======== EXCERPTED RECORDS
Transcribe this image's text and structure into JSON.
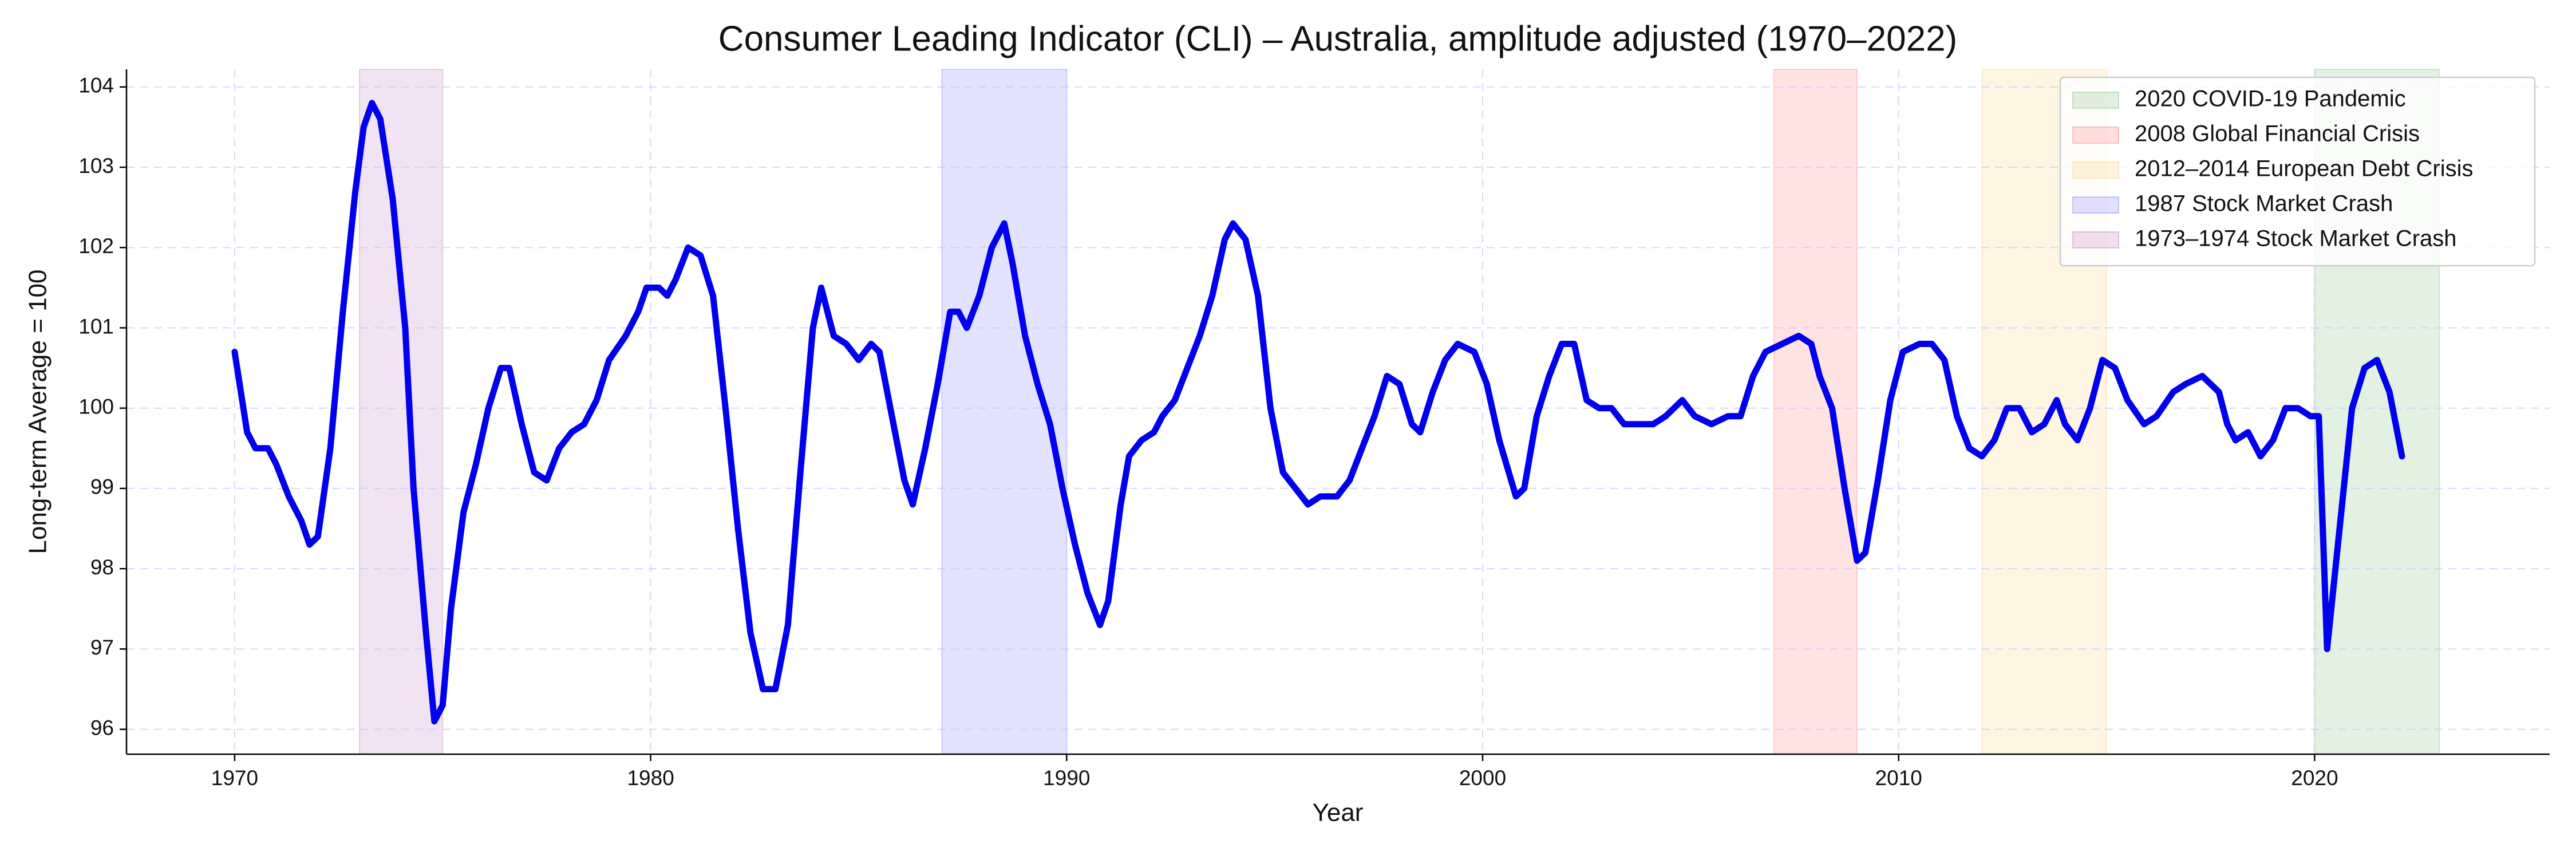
{
  "chart_data": {
    "type": "line",
    "title": "Consumer Leading Indicator (CLI) – Australia, amplitude adjusted (1970–2022)",
    "x_label": "Year",
    "y_label": "Long-term Average = 100",
    "xlim": [
      1967.4,
      2025.65
    ],
    "ylim": [
      95.69,
      104.22
    ],
    "xticks": [
      1970,
      1980,
      1990,
      2000,
      2010,
      2020
    ],
    "yticks": [
      96,
      97,
      98,
      99,
      100,
      101,
      102,
      103,
      104
    ],
    "grid": true,
    "legend": "upper right",
    "spans": [
      {
        "name": "2020 COVID-19 Pandemic",
        "start": 2020,
        "end": 2023,
        "color": "#008000"
      },
      {
        "name": "2008 Global Financial Crisis",
        "start": 2007,
        "end": 2009,
        "color": "#ff0000"
      },
      {
        "name": "2012–2014 European Debt Crisis",
        "start": 2012,
        "end": 2015,
        "color": "#ffa500"
      },
      {
        "name": "1987 Stock Market Crash",
        "start": 1987,
        "end": 1990,
        "color": "#0000ff"
      },
      {
        "name": "1973–1974 Stock Market Crash",
        "start": 1973,
        "end": 1975,
        "color": "#800080"
      }
    ],
    "series": [
      {
        "color": "#0000ee",
        "x": [
          1970.0,
          1970.3,
          1970.5,
          1970.8,
          1971.0,
          1971.3,
          1971.6,
          1971.8,
          1972.0,
          1972.3,
          1972.6,
          1972.9,
          1973.1,
          1973.3,
          1973.5,
          1973.8,
          1974.1,
          1974.3,
          1974.6,
          1974.8,
          1975.0,
          1975.2,
          1975.5,
          1975.8,
          1976.1,
          1976.4,
          1976.6,
          1976.9,
          1977.2,
          1977.5,
          1977.8,
          1978.1,
          1978.4,
          1978.7,
          1979.0,
          1979.4,
          1979.7,
          1979.9,
          1980.2,
          1980.4,
          1980.6,
          1980.9,
          1981.2,
          1981.5,
          1981.8,
          1982.1,
          1982.4,
          1982.7,
          1983.0,
          1983.3,
          1983.6,
          1983.9,
          1984.1,
          1984.4,
          1984.7,
          1985.0,
          1985.3,
          1985.5,
          1985.8,
          1986.1,
          1986.3,
          1986.6,
          1986.9,
          1987.2,
          1987.4,
          1987.6,
          1987.9,
          1988.2,
          1988.5,
          1988.7,
          1989.0,
          1989.3,
          1989.6,
          1989.9,
          1990.2,
          1990.5,
          1990.8,
          1991.0,
          1991.3,
          1991.5,
          1991.8,
          1992.1,
          1992.3,
          1992.6,
          1992.9,
          1993.2,
          1993.5,
          1993.8,
          1994.0,
          1994.3,
          1994.6,
          1994.9,
          1995.2,
          1995.5,
          1995.8,
          1996.1,
          1996.5,
          1996.8,
          1997.1,
          1997.4,
          1997.7,
          1998.0,
          1998.3,
          1998.5,
          1998.8,
          1999.1,
          1999.4,
          1999.8,
          2000.1,
          2000.4,
          2000.8,
          2001.0,
          2001.3,
          2001.6,
          2001.9,
          2002.2,
          2002.5,
          2002.8,
          2003.1,
          2003.4,
          2003.8,
          2004.1,
          2004.4,
          2004.8,
          2005.1,
          2005.5,
          2005.9,
          2006.2,
          2006.5,
          2006.8,
          2007.2,
          2007.6,
          2007.9,
          2008.1,
          2008.4,
          2008.7,
          2009.0,
          2009.2,
          2009.5,
          2009.8,
          2010.1,
          2010.5,
          2010.8,
          2011.1,
          2011.4,
          2011.7,
          2012.0,
          2012.3,
          2012.6,
          2012.9,
          2013.2,
          2013.5,
          2013.8,
          2014.0,
          2014.3,
          2014.6,
          2014.9,
          2015.2,
          2015.5,
          2015.9,
          2016.2,
          2016.6,
          2016.9,
          2017.3,
          2017.7,
          2017.9,
          2018.1,
          2018.4,
          2018.7,
          2019.0,
          2019.3,
          2019.6,
          2019.9,
          2020.1,
          2020.3,
          2020.6,
          2020.9,
          2021.2,
          2021.5,
          2021.8,
          2022.1
        ],
        "values": [
          100.7,
          99.7,
          99.5,
          99.5,
          99.3,
          98.9,
          98.6,
          98.3,
          98.4,
          99.5,
          101.2,
          102.7,
          103.5,
          103.8,
          103.6,
          102.6,
          101.0,
          99.0,
          97.2,
          96.1,
          96.3,
          97.5,
          98.7,
          99.3,
          100.0,
          100.5,
          100.5,
          99.8,
          99.2,
          99.1,
          99.5,
          99.7,
          99.8,
          100.1,
          100.6,
          100.9,
          101.2,
          101.5,
          101.5,
          101.4,
          101.6,
          102.0,
          101.9,
          101.4,
          100.0,
          98.5,
          97.2,
          96.5,
          96.5,
          97.3,
          99.2,
          101.0,
          101.5,
          100.9,
          100.8,
          100.6,
          100.8,
          100.7,
          99.9,
          99.1,
          98.8,
          99.5,
          100.3,
          101.2,
          101.2,
          101.0,
          101.4,
          102.0,
          102.3,
          101.8,
          100.9,
          100.3,
          99.8,
          99.0,
          98.3,
          97.7,
          97.3,
          97.6,
          98.8,
          99.4,
          99.6,
          99.7,
          99.9,
          100.1,
          100.5,
          100.9,
          101.4,
          102.1,
          102.3,
          102.1,
          101.4,
          100.0,
          99.2,
          99.0,
          98.8,
          98.9,
          98.9,
          99.1,
          99.5,
          99.9,
          100.4,
          100.3,
          99.8,
          99.7,
          100.2,
          100.6,
          100.8,
          100.7,
          100.3,
          99.6,
          98.9,
          99.0,
          99.9,
          100.4,
          100.8,
          100.8,
          100.1,
          100.0,
          100.0,
          99.8,
          99.8,
          99.8,
          99.9,
          100.1,
          99.9,
          99.8,
          99.9,
          99.9,
          100.4,
          100.7,
          100.8,
          100.9,
          100.8,
          100.4,
          100.0,
          99.0,
          98.1,
          98.2,
          99.1,
          100.1,
          100.7,
          100.8,
          100.8,
          100.6,
          99.9,
          99.5,
          99.4,
          99.6,
          100.0,
          100.0,
          99.7,
          99.8,
          100.1,
          99.8,
          99.6,
          100.0,
          100.6,
          100.5,
          100.1,
          99.8,
          99.9,
          100.2,
          100.3,
          100.4,
          100.2,
          99.8,
          99.6,
          99.7,
          99.4,
          99.6,
          100.0,
          100.0,
          99.9,
          99.9,
          97.0,
          98.5,
          100.0,
          100.5,
          100.6,
          100.2,
          99.4
        ]
      }
    ]
  }
}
================
State only how many lines in the material include "Market".

• EXERCISE ANSWER:
2